> [JOB]: Copy each line below exactly and leave the pictures out.

(Records that describe figures)
'''
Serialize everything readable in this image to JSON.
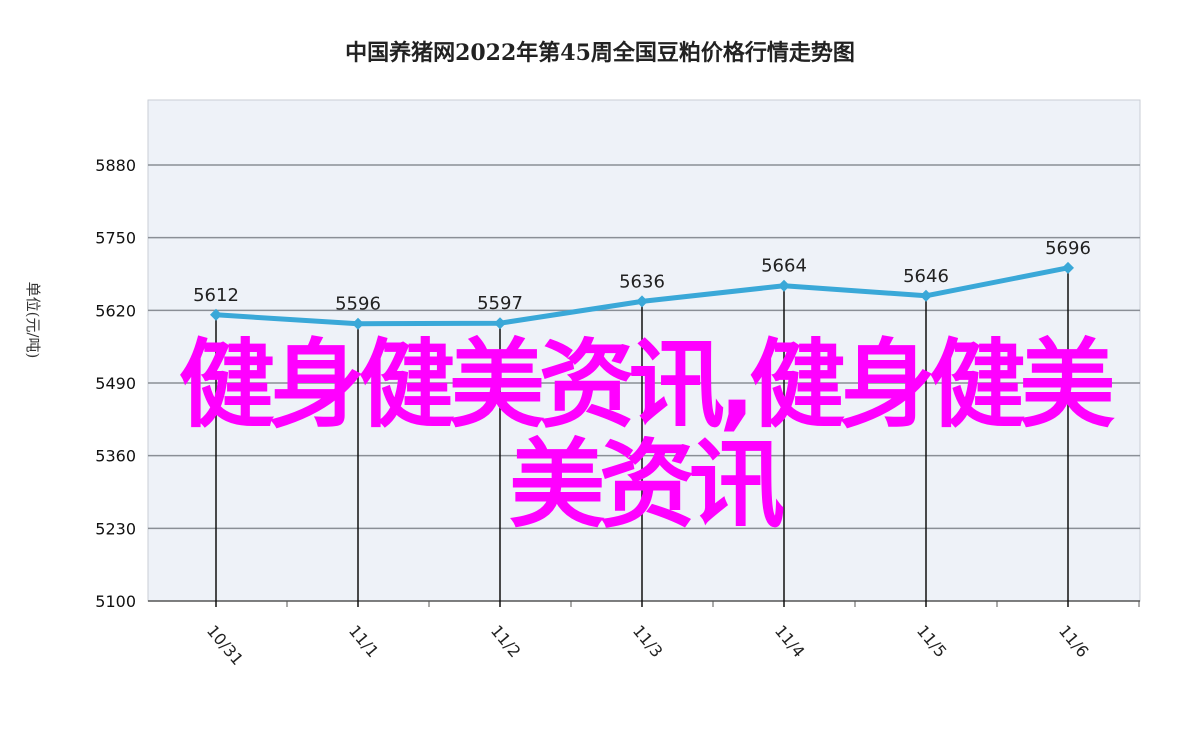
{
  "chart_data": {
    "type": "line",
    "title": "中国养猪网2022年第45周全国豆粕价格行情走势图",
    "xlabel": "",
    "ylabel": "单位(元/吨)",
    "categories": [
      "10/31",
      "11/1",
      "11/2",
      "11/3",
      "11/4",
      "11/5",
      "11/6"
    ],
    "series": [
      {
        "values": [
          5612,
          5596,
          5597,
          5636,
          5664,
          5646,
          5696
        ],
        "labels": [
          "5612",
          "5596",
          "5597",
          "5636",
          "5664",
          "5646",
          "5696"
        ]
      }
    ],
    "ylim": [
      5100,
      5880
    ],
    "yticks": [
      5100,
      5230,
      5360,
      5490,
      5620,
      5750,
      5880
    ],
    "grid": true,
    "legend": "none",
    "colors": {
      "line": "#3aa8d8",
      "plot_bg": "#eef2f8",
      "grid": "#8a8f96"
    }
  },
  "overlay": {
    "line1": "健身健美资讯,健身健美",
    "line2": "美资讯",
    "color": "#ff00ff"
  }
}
'''
> [FINAL RESULT]:
Serialize everything readable in this image to JSON.
{
  "chart_data": {
    "type": "line",
    "title": "中国养猪网2022年第45周全国豆粕价格行情走势图",
    "xlabel": "",
    "ylabel": "单位(元/吨)",
    "categories": [
      "10/31",
      "11/1",
      "11/2",
      "11/3",
      "11/4",
      "11/5",
      "11/6"
    ],
    "series": [
      {
        "values": [
          5612,
          5596,
          5597,
          5636,
          5664,
          5646,
          5696
        ],
        "labels": [
          "5612",
          "5596",
          "5597",
          "5636",
          "5664",
          "5646",
          "5696"
        ]
      }
    ],
    "ylim": [
      5100,
      5880
    ],
    "yticks": [
      5100,
      5230,
      5360,
      5490,
      5620,
      5750,
      5880
    ],
    "grid": true,
    "legend": "none",
    "colors": {
      "line": "#3aa8d8",
      "plot_bg": "#eef2f8",
      "grid": "#8a8f96"
    }
  },
  "overlay": {
    "line1": "健身健美资讯,健身健美",
    "line2": "美资讯",
    "color": "#ff00ff"
  }
}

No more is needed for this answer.